══ Exercise material ══

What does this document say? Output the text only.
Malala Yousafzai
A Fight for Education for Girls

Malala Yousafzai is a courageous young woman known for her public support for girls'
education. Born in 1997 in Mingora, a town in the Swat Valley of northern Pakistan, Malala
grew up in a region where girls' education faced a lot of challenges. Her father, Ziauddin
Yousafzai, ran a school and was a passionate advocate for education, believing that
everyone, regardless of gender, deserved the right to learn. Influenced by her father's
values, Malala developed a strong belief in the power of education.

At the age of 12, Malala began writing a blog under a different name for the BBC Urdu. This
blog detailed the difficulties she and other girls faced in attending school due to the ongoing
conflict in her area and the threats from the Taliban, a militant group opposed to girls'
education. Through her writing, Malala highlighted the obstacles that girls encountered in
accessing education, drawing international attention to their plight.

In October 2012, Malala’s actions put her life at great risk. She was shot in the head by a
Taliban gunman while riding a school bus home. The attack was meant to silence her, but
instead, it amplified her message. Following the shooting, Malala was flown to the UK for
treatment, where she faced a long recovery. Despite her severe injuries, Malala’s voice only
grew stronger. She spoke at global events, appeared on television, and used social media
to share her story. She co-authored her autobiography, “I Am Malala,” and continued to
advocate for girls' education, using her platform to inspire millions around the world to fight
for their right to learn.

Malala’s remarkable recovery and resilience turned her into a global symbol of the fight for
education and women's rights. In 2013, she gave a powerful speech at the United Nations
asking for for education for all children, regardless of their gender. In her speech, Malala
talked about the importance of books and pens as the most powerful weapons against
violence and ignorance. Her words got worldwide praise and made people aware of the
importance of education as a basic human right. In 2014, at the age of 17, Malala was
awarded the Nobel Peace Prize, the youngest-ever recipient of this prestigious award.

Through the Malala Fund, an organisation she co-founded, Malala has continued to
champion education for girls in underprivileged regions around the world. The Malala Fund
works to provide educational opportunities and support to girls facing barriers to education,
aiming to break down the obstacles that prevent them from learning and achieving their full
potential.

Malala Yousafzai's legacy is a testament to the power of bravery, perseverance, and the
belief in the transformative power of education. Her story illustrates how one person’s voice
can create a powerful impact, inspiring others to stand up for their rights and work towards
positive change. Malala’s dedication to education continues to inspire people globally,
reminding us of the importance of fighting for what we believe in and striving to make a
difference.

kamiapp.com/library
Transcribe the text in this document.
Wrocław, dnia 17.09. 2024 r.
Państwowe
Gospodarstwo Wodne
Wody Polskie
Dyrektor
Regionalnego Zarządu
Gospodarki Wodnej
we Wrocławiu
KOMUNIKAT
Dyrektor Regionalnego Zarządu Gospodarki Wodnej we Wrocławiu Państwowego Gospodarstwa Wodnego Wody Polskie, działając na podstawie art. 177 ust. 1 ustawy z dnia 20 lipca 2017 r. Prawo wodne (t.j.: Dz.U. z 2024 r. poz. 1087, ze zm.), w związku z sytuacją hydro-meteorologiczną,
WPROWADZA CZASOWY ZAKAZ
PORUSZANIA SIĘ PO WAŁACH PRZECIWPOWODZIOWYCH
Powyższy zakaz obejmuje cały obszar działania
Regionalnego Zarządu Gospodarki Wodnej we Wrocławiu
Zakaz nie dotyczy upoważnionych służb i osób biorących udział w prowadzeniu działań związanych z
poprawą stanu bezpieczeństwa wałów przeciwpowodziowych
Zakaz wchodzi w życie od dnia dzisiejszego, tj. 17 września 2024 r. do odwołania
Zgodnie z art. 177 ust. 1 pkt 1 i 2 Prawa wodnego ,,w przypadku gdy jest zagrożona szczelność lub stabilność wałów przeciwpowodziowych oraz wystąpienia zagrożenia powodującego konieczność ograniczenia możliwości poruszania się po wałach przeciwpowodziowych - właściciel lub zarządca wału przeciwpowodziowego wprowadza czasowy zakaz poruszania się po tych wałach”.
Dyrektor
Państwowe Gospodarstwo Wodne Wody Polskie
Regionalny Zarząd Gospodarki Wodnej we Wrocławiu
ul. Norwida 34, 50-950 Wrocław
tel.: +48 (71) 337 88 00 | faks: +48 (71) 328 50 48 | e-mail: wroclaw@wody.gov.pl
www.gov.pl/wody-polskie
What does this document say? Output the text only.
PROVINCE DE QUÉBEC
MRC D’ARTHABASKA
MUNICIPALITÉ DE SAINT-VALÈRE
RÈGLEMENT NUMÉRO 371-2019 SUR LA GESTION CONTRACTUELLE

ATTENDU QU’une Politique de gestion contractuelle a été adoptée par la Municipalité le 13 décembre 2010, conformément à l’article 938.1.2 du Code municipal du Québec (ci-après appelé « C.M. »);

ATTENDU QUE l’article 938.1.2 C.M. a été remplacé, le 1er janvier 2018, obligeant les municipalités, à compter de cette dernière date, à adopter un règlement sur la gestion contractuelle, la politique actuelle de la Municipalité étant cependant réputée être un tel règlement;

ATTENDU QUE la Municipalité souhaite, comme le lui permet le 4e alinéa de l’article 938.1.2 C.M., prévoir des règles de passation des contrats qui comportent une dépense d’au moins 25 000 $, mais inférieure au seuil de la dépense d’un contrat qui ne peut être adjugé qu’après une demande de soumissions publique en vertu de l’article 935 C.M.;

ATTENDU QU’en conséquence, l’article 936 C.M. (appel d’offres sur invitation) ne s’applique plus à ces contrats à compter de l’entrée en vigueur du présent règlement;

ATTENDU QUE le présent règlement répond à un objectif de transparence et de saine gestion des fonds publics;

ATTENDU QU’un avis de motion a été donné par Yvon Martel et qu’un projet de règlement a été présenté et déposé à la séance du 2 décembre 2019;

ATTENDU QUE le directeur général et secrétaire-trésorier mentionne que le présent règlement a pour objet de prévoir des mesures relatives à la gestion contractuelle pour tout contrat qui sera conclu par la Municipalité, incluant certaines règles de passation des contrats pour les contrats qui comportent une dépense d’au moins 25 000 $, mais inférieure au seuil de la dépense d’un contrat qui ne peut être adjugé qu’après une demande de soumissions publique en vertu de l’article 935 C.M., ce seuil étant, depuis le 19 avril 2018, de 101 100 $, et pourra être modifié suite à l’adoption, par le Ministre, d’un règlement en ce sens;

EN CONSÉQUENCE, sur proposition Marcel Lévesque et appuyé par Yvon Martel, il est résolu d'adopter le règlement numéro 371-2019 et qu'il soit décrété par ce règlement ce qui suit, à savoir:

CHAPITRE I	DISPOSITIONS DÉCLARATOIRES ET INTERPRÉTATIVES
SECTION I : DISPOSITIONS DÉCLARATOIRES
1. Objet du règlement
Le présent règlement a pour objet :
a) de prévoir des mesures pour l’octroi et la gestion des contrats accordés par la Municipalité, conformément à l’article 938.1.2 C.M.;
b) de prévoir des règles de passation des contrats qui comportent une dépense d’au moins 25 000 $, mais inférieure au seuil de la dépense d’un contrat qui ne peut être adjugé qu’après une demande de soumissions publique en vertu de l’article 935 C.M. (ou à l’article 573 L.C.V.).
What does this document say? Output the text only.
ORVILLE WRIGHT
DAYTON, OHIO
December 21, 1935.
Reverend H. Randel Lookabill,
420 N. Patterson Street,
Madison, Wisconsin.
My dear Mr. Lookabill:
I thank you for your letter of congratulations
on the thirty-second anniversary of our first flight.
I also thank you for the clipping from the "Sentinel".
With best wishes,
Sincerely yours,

═══

Stated goal – Write out all of the records once more, exactly.

Response to the exercise –
What does this document say? Output the text only.
Malala Yousafzai
A Fight for Education for Girls

Malala Yousafzai is a courageous young woman known for her public support for girls'
education. Born in 1997 in Mingora, a town in the Swat Valley of northern Pakistan, Malala
grew up in a region where girls' education faced a lot of challenges. Her father, Ziauddin
Yousafzai, ran a school and was a passionate advocate for education, believing that
everyone, regardless of gender, deserved the right to learn. Influenced by her father's
values, Malala developed a strong belief in the power of education.

At the age of 12, Malala began writing a blog under a different name for the BBC Urdu. This
blog detailed the difficulties she and other girls faced in attending school due to the ongoing
conflict in her area and the threats from the Taliban, a militant group opposed to girls'
education. Through her writing, Malala highlighted the obstacles that girls encountered in
accessing education, drawing international attention to their plight.

In October 2012, Malala’s actions put her life at great risk. She was shot in the head by a
Taliban gunman while riding a school bus home. The attack was meant to silence her, but
instead, it amplified her message. Following the shooting, Malala was flown to the UK for
treatment, where she faced a long recovery. Despite her severe injuries, Malala’s voice only
grew stronger. She spoke at global events, appeared on television, and used social media
to share her story. She co-authored her autobiography, “I Am Malala,” and continued to
advocate for girls' education, using her platform to inspire millions around the world to fight
for their right to learn.

Malala’s remarkable recovery and resilience turned her into a global symbol of the fight for
education and women's rights. In 2013, she gave a powerful speech at the United Nations
asking for for education for all children, regardless of their gender. In her speech, Malala
talked about the importance of books and pens as the most powerful weapons against
violence and ignorance. Her words got worldwide praise and made people aware of the
importance of education as a basic human right. In 2014, at the age of 17, Malala was
awarded the Nobel Peace Prize, the youngest-ever recipient of this prestigious award.

Through the Malala Fund, an organisation she co-founded, Malala has continued to
champion education for girls in underprivileged regions around the world. The Malala Fund
works to provide educational opportunities and support to girls facing barriers to education,
aiming to break down the obstacles that prevent them from learning and achieving their full
potential.

Malala Yousafzai's legacy is a testament to the power of bravery, perseverance, and the
belief in the transformative power of education. Her story illustrates how one person’s voice
can create a powerful impact, inspiring others to stand up for their rights and work towards
positive change. Malala’s dedication to education continues to inspire people globally,
reminding us of the importance of fighting for what we believe in and striving to make a
difference.

kamiapp.com/library
Transcribe the text in this document.
Wrocław, dnia 17.09. 2024 r.
Państwowe
Gospodarstwo Wodne
Wody Polskie
Dyrektor
Regionalnego Zarządu
Gospodarki Wodnej
we Wrocławiu
KOMUNIKAT
Dyrektor Regionalnego Zarządu Gospodarki Wodnej we Wrocławiu Państwowego Gospodarstwa Wodnego Wody Polskie, działając na podstawie art. 177 ust. 1 ustawy z dnia 20 lipca 2017 r. Prawo wodne (t.j.: Dz.U. z 2024 r. poz. 1087, ze zm.), w związku z sytuacją hydro-meteorologiczną,
WPROWADZA CZASOWY ZAKAZ
PORUSZANIA SIĘ PO WAŁACH PRZECIWPOWODZIOWYCH
Powyższy zakaz obejmuje cały obszar działania
Regionalnego Zarządu Gospodarki Wodnej we Wrocławiu
Zakaz nie dotyczy upoważnionych służb i osób biorących udział w prowadzeniu działań związanych z
poprawą stanu bezpieczeństwa wałów przeciwpowodziowych
Zakaz wchodzi w życie od dnia dzisiejszego, tj. 17 września 2024 r. do odwołania
Zgodnie z art. 177 ust. 1 pkt 1 i 2 Prawa wodnego ,,w przypadku gdy jest zagrożona szczelność lub stabilność wałów przeciwpowodziowych oraz wystąpienia zagrożenia powodującego konieczność ograniczenia możliwości poruszania się po wałach przeciwpowodziowych - właściciel lub zarządca wału przeciwpowodziowego wprowadza czasowy zakaz poruszania się po tych wałach”.
Dyrektor
Państwowe Gospodarstwo Wodne Wody Polskie
Regionalny Zarząd Gospodarki Wodnej we Wrocławiu
ul. Norwida 34, 50-950 Wrocław
tel.: +48 (71) 337 88 00 | faks: +48 (71) 328 50 48 | e-mail: wroclaw@wody.gov.pl
www.gov.pl/wody-polskie
What does this document say? Output the text only.
PROVINCE DE QUÉBEC
MRC D’ARTHABASKA
MUNICIPALITÉ DE SAINT-VALÈRE
RÈGLEMENT NUMÉRO 371-2019 SUR LA GESTION CONTRACTUELLE

ATTENDU QU’une Politique de gestion contractuelle a été adoptée par la Municipalité le 13 décembre 2010, conformément à l’article 938.1.2 du Code municipal du Québec (ci-après appelé « C.M. »);

ATTENDU QUE l’article 938.1.2 C.M. a été remplacé, le 1er janvier 2018, obligeant les municipalités, à compter de cette dernière date, à adopter un règlement sur la gestion contractuelle, la politique actuelle de la Municipalité étant cependant réputée être un tel règlement;

ATTENDU QUE la Municipalité souhaite, comme le lui permet le 4e alinéa de l’article 938.1.2 C.M., prévoir des règles de passation des contrats qui comportent une dépense d’au moins 25 000 $, mais inférieure au seuil de la dépense d’un contrat qui ne peut être adjugé qu’après une demande de soumissions publique en vertu de l’article 935 C.M.;

ATTENDU QU’en conséquence, l’article 936 C.M. (appel d’offres sur invitation) ne s’applique plus à ces contrats à compter de l’entrée en vigueur du présent règlement;

ATTENDU QUE le présent règlement répond à un objectif de transparence et de saine gestion des fonds publics;

ATTENDU QU’un avis de motion a été donné par Yvon Martel et qu’un projet de règlement a été présenté et déposé à la séance du 2 décembre 2019;

ATTENDU QUE le directeur général et secrétaire-trésorier mentionne que le présent règlement a pour objet de prévoir des mesures relatives à la gestion contractuelle pour tout contrat qui sera conclu par la Municipalité, incluant certaines règles de passation des contrats pour les contrats qui comportent une dépense d’au moins 25 000 $, mais inférieure au seuil de la dépense d’un contrat qui ne peut être adjugé qu’après une demande de soumissions publique en vertu de l’article 935 C.M., ce seuil étant, depuis le 19 avril 2018, de 101 100 $, et pourra être modifié suite à l’adoption, par le Ministre, d’un règlement en ce sens;

EN CONSÉQUENCE, sur proposition Marcel Lévesque et appuyé par Yvon Martel, il est résolu d'adopter le règlement numéro 371-2019 et qu'il soit décrété par ce règlement ce qui suit, à savoir:

CHAPITRE I	DISPOSITIONS DÉCLARATOIRES ET INTERPRÉTATIVES
SECTION I : DISPOSITIONS DÉCLARATOIRES
1. Objet du règlement
Le présent règlement a pour objet :
a) de prévoir des mesures pour l’octroi et la gestion des contrats accordés par la Municipalité, conformément à l’article 938.1.2 C.M.;
b) de prévoir des règles de passation des contrats qui comportent une dépense d’au moins 25 000 $, mais inférieure au seuil de la dépense d’un contrat qui ne peut être adjugé qu’après une demande de soumissions publique en vertu de l’article 935 C.M. (ou à l’article 573 L.C.V.).
What does this document say? Output the text only.
ORVILLE WRIGHT
DAYTON, OHIO
December 21, 1935.
Reverend H. Randel Lookabill,
420 N. Patterson Street,
Madison, Wisconsin.
My dear Mr. Lookabill:
I thank you for your letter of congratulations
on the thirty-second anniversary of our first flight.
I also thank you for the clipping from the "Sentinel".
With best wishes,
Sincerely yours,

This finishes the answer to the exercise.